● **WHAT YOU WILL DO**: The data below must be copied in full and without any change.

● **INPUT**:
^^^^^^^^^^^^^^^^

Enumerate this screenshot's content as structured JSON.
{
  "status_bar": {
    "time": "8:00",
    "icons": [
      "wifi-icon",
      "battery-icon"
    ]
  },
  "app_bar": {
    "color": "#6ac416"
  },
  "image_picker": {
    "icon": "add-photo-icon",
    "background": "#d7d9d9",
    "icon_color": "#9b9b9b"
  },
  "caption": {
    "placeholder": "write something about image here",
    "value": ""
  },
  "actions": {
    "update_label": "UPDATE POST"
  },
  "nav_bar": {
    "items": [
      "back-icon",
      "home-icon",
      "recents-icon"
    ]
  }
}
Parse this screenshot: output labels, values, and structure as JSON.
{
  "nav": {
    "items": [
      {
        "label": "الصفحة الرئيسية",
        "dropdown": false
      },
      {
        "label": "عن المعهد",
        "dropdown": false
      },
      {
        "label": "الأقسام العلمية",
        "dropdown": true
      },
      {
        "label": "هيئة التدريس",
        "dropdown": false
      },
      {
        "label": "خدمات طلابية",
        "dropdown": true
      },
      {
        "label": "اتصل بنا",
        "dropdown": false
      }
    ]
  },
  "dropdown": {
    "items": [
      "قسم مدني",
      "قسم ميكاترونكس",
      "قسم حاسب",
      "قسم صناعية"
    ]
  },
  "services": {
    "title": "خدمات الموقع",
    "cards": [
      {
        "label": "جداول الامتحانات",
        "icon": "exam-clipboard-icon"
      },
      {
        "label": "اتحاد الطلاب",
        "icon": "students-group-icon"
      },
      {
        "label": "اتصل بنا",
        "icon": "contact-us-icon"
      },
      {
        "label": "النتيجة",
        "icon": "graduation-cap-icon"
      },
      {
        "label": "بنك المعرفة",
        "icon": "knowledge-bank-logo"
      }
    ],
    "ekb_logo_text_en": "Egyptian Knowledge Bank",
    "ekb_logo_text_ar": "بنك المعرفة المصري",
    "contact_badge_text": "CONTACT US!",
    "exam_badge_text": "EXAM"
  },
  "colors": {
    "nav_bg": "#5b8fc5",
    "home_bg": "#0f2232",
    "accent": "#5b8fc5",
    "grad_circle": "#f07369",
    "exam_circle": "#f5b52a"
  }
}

^^^^^^^^^^^^^^^^

● **ANSWER**:
Enumerate this screenshot's content as structured JSON.
{
  "status_bar": {
    "time": "8:00",
    "icons": [
      "wifi-icon",
      "battery-icon"
    ]
  },
  "app_bar": {
    "color": "#6ac416"
  },
  "image_picker": {
    "icon": "add-photo-icon",
    "background": "#d7d9d9",
    "icon_color": "#9b9b9b"
  },
  "caption": {
    "placeholder": "write something about image here",
    "value": ""
  },
  "actions": {
    "update_label": "UPDATE POST"
  },
  "nav_bar": {
    "items": [
      "back-icon",
      "home-icon",
      "recents-icon"
    ]
  }
}
Parse this screenshot: output labels, values, and structure as JSON.
{
  "nav": {
    "items": [
      {
        "label": "الصفحة الرئيسية",
        "dropdown": false
      },
      {
        "label": "عن المعهد",
        "dropdown": false
      },
      {
        "label": "الأقسام العلمية",
        "dropdown": true
      },
      {
        "label": "هيئة التدريس",
        "dropdown": false
      },
      {
        "label": "خدمات طلابية",
        "dropdown": true
      },
      {
        "label": "اتصل بنا",
        "dropdown": false
      }
    ]
  },
  "dropdown": {
    "items": [
      "قسم مدني",
      "قسم ميكاترونكس",
      "قسم حاسب",
      "قسم صناعية"
    ]
  },
  "services": {
    "title": "خدمات الموقع",
    "cards": [
      {
        "label": "جداول الامتحانات",
        "icon": "exam-clipboard-icon"
      },
      {
        "label": "اتحاد الطلاب",
        "icon": "students-group-icon"
      },
      {
        "label": "اتصل بنا",
        "icon": "contact-us-icon"
      },
      {
        "label": "النتيجة",
        "icon": "graduation-cap-icon"
      },
      {
        "label": "بنك المعرفة",
        "icon": "knowledge-bank-logo"
      }
    ],
    "ekb_logo_text_en": "Egyptian Knowledge Bank",
    "ekb_logo_text_ar": "بنك المعرفة المصري",
    "contact_badge_text": "CONTACT US!",
    "exam_badge_text": "EXAM"
  },
  "colors": {
    "nav_bg": "#5b8fc5",
    "home_bg": "#0f2232",
    "accent": "#5b8fc5",
    "grad_circle": "#f07369",
    "exam_circle": "#f5b52a"
  }
}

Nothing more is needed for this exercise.